• [AIM OF THE EXERCISE]: Give every one of the rows below as a Markdown table with the columns No. and Entry, numbering each line in No. and putting its text in Entry, and leave out any blank lines.

• [EXCERPTED DATA]:
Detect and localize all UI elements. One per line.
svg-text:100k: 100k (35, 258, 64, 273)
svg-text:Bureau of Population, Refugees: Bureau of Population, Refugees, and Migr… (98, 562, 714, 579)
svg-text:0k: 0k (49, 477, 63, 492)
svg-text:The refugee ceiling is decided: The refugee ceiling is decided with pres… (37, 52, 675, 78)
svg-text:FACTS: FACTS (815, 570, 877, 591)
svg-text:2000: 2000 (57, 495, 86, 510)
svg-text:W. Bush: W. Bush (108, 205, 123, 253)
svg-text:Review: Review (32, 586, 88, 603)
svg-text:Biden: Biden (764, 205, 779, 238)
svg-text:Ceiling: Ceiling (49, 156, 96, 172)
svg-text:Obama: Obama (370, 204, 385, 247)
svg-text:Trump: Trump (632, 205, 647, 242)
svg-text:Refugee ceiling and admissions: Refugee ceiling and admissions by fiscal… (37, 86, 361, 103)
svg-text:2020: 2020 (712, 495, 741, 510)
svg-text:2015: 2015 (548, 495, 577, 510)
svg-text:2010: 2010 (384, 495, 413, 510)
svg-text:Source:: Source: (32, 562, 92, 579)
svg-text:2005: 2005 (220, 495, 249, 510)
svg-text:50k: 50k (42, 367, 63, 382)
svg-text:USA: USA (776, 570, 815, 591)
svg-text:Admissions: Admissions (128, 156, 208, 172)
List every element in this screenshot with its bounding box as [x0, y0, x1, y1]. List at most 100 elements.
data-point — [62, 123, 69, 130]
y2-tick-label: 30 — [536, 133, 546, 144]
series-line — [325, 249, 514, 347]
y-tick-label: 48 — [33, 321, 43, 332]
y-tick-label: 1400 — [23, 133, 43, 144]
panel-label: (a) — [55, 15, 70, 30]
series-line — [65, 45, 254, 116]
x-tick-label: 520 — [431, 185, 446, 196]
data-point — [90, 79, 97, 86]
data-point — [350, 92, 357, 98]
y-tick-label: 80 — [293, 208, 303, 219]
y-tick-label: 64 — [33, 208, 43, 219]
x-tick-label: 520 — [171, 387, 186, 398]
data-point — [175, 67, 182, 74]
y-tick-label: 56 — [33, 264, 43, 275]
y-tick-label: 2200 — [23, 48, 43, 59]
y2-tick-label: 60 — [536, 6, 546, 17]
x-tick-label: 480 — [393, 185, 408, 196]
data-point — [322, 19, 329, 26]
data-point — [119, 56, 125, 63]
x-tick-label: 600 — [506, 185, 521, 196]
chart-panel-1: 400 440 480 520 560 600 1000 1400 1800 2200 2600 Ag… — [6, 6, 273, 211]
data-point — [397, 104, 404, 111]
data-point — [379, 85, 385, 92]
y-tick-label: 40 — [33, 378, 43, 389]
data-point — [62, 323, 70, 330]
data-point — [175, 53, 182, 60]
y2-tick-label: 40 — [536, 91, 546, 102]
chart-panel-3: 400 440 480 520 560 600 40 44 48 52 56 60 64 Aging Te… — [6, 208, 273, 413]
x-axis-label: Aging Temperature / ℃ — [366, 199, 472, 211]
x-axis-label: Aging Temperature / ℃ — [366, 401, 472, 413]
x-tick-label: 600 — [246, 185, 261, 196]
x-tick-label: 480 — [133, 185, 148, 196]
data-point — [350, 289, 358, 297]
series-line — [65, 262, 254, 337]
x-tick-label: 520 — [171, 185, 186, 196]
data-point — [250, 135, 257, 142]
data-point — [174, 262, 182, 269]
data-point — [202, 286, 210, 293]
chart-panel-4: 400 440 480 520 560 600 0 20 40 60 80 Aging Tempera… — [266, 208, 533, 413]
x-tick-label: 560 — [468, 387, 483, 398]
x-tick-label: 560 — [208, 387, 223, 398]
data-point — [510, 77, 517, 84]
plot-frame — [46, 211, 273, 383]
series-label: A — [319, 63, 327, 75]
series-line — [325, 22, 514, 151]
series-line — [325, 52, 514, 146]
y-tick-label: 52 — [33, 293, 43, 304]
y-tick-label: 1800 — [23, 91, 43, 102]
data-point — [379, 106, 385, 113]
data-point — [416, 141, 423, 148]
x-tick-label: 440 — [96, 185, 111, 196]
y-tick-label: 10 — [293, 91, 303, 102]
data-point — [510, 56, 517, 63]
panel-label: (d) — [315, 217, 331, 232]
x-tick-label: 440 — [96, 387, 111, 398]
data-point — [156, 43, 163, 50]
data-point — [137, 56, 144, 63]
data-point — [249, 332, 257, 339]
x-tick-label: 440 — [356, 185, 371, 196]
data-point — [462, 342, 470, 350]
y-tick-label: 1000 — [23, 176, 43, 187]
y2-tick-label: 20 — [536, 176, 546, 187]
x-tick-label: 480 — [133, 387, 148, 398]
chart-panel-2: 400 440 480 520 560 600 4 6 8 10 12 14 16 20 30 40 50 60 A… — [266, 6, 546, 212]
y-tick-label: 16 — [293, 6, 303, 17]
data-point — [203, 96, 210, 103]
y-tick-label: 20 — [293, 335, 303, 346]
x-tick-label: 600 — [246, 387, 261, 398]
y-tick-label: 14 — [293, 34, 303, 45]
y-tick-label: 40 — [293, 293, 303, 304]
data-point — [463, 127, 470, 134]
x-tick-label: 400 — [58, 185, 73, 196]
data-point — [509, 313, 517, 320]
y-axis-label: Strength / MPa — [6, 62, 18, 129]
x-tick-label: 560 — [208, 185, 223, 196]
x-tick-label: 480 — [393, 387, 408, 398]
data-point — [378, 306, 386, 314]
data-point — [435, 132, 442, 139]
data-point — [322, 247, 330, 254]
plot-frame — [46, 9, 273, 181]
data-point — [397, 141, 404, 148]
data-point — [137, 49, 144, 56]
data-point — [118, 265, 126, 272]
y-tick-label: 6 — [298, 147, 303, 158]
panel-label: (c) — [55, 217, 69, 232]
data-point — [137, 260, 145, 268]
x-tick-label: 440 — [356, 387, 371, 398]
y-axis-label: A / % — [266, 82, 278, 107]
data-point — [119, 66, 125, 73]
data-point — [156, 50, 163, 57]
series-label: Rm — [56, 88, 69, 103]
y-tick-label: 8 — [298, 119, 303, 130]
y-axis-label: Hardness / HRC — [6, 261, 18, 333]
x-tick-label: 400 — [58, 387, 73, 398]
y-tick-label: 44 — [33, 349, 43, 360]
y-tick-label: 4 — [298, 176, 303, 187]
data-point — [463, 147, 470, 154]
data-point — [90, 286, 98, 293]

• [FINISHED EXERCISE]:
| No. | Entry |
|---|---|
| 1 | Detect and localize all UI elements. One per line. |
| 2 | svg-text:100k: 100k (35, 258, 64, 273) |
| 3 | svg-text:Bureau of Population, Refugees: Bureau of Population, Refugees, and Migr… (98, 562, 714, 579) |
| 4 | svg-text:0k: 0k (49, 477, 63, 492) |
| 5 | svg-text:The refugee ceiling is decided: The refugee ceiling is decided with pres… (37, 52, 675, 78) |
| 6 | svg-text:FACTS: FACTS (815, 570, 877, 591) |
| 7 | svg-text:2000: 2000 (57, 495, 86, 510) |
| 8 | svg-text:W. Bush: W. Bush (108, 205, 123, 253) |
| 9 | svg-text:Review: Review (32, 586, 88, 603) |
| 10 | svg-text:Biden: Biden (764, 205, 779, 238) |
| 11 | svg-text:Ceiling: Ceiling (49, 156, 96, 172) |
| 12 | svg-text:Obama: Obama (370, 204, 385, 247) |
| 13 | svg-text:Trump: Trump (632, 205, 647, 242) |
| 14 | svg-text:Refugee ceiling and admissions: Refugee ceiling and admissions by fiscal… (37, 86, 361, 103) |
| 15 | svg-text:2020: 2020 (712, 495, 741, 510) |
| 16 | svg-text:2015: 2015 (548, 495, 577, 510) |
| 17 | svg-text:2010: 2010 (384, 495, 413, 510) |
| 18 | svg-text:Source:: Source: (32, 562, 92, 579) |
| 19 | svg-text:2005: 2005 (220, 495, 249, 510) |
| 20 | svg-text:50k: 50k (42, 367, 63, 382) |
| 21 | svg-text:USA: USA (776, 570, 815, 591) |
| 22 | svg-text:Admissions: Admissions (128, 156, 208, 172) |
| 23 | List every element in this screenshot with its bounding box as [x0, y0, x1, y1]. List at most 100 elements. |
| 24 | data-point — [62, 123, 69, 130] |
| 25 | y2-tick-label: 30 — [536, 133, 546, 144] |
| 26 | series-line — [325, 249, 514, 347] |
| 27 | y-tick-label: 48 — [33, 321, 43, 332] |
| 28 | y-tick-label: 1400 — [23, 133, 43, 144] |
| 29 | panel-label: (a) — [55, 15, 70, 30] |
| 30 | series-line — [65, 45, 254, 116] |
| 31 | x-tick-label: 520 — [431, 185, 446, 196] |
| 32 | data-point — [90, 79, 97, 86] |
| 33 | data-point — [350, 92, 357, 98] |
| 34 | y-tick-label: 80 — [293, 208, 303, 219] |
| 35 | y-tick-label: 64 — [33, 208, 43, 219] |
| 36 | x-tick-label: 520 — [171, 387, 186, 398] |
| 37 | data-point — [175, 67, 182, 74] |
| 38 | y-tick-label: 56 — [33, 264, 43, 275] |
| 39 | y-tick-label: 2200 — [23, 48, 43, 59] |
| 40 | y2-tick-label: 60 — [536, 6, 546, 17] |
| 41 | x-tick-label: 480 — [393, 185, 408, 196] |
| 42 | data-point — [322, 19, 329, 26] |
| 43 | data-point — [119, 56, 125, 63] |
| 44 | x-tick-label: 600 — [506, 185, 521, 196] |
| 45 | chart-panel-1: 400 440 480 520 560 600 1000 1400 1800 2200 2600 Ag… — [6, 6, 273, 211] |
| 46 | data-point — [397, 104, 404, 111] |
| 47 | data-point — [379, 85, 385, 92] |
| 48 | y-tick-label: 40 — [33, 378, 43, 389] |
| 49 | data-point — [62, 323, 70, 330] |
| 50 | data-point — [175, 53, 182, 60] |
| 51 | y2-tick-label: 40 — [536, 91, 546, 102] |
| 52 | chart-panel-3: 400 440 480 520 560 600 40 44 48 52 56 60 64 Aging Te… — [6, 208, 273, 413] |
| 53 | x-axis-label: Aging Temperature / ℃ — [366, 199, 472, 211] |
| 54 | x-axis-label: Aging Temperature / ℃ — [366, 401, 472, 413] |
| 55 | x-tick-label: 600 — [246, 185, 261, 196] |
| 56 | x-tick-label: 480 — [133, 185, 148, 196] |
| 57 | data-point — [350, 289, 358, 297] |
| 58 | series-line — [65, 262, 254, 337] |
| 59 | x-tick-label: 520 — [171, 185, 186, 196] |
| 60 | data-point — [250, 135, 257, 142] |
| 61 | data-point — [174, 262, 182, 269] |
| 62 | data-point — [202, 286, 210, 293] |
| 63 | chart-panel-4: 400 440 480 520 560 600 0 20 40 60 80 Aging Tempera… — [266, 208, 533, 413] |
| 64 | x-tick-label: 560 — [468, 387, 483, 398] |
| 65 | x-tick-label: 560 — [208, 387, 223, 398] |
| 66 | data-point — [510, 77, 517, 84] |
| 67 | plot-frame — [46, 211, 273, 383] |
| 68 | series-label: A — [319, 63, 327, 75] |
| 69 | series-line — [325, 22, 514, 151] |
| 70 | series-line — [325, 52, 514, 146] |
| 71 | y-tick-label: 52 — [33, 293, 43, 304] |
| 72 | y-tick-label: 1800 — [23, 91, 43, 102] |
| 73 | data-point — [379, 106, 385, 113] |
| 74 | data-point — [416, 141, 423, 148] |
| 75 | x-tick-label: 440 — [96, 185, 111, 196] |
| 76 | y-tick-label: 10 — [293, 91, 303, 102] |
| 77 | data-point — [510, 56, 517, 63] |
| 78 | panel-label: (d) — [315, 217, 331, 232] |
| 79 | x-tick-label: 440 — [96, 387, 111, 398] |
| 80 | data-point — [156, 43, 163, 50] |
| 81 | data-point — [137, 56, 144, 63] |
| 82 | data-point — [249, 332, 257, 339] |
| 83 | x-tick-label: 440 — [356, 185, 371, 196] |
| 84 | data-point — [462, 342, 470, 350] |
| 85 | y-tick-label: 1000 — [23, 176, 43, 187] |
| 86 | y2-tick-label: 20 — [536, 176, 546, 187] |
| 87 | x-tick-label: 480 — [133, 387, 148, 398] |
| 88 | chart-panel-2: 400 440 480 520 560 600 4 6 8 10 12 14 16 20 30 40 50 60 A… — [266, 6, 546, 212] |
| 89 | y-tick-label: 16 — [293, 6, 303, 17] |
| 90 | data-point — [203, 96, 210, 103] |
| 91 | y-tick-label: 20 — [293, 335, 303, 346] |
| 92 | x-tick-label: 600 — [246, 387, 261, 398] |
| 93 | y-tick-label: 14 — [293, 34, 303, 45] |
| 94 | y-tick-label: 40 — [293, 293, 303, 304] |
| 95 | data-point — [463, 127, 470, 134] |
| 96 | x-tick-label: 400 — [58, 185, 73, 196] |
| 97 | data-point — [509, 313, 517, 320] |
| 98 | y-axis-label: Strength / MPa — [6, 62, 18, 129] |
| 99 | x-tick-label: 560 — [208, 185, 223, 196] |
| 100 | x-tick-label: 480 — [393, 387, 408, 398] |
| 101 | data-point — [378, 306, 386, 314] |
| 102 | data-point — [435, 132, 442, 139] |
| 103 | data-point — [322, 247, 330, 254] |
| 104 | plot-frame — [46, 9, 273, 181] |
| 105 | data-point — [397, 141, 404, 148] |
| 106 | data-point — [137, 49, 144, 56] |
| 107 | data-point — [118, 265, 126, 272] |
| 108 | y-tick-label: 6 — [298, 147, 303, 158] |
| 109 | panel-label: (c) — [55, 217, 69, 232] |
| 110 | data-point — [137, 260, 145, 268] |
| 111 | x-tick-label: 440 — [356, 387, 371, 398] |
| 112 | y-axis-label: A / % — [266, 82, 278, 107] |
| 113 | data-point — [119, 66, 125, 73] |
| 114 | data-point — [156, 50, 163, 57] |
| 115 | series-label: Rm — [56, 88, 69, 103] |
| 116 | y-tick-label: 8 — [298, 119, 303, 130] |
| 117 | y-axis-label: Hardness / HRC — [6, 261, 18, 333] |
| 118 | x-tick-label: 400 — [58, 387, 73, 398] |
| 119 | y-tick-label: 44 — [33, 349, 43, 360] |
| 120 | y-tick-label: 4 — [298, 176, 303, 187] |
| 121 | data-point — [463, 147, 470, 154] |
| 122 | data-point — [90, 286, 98, 293] |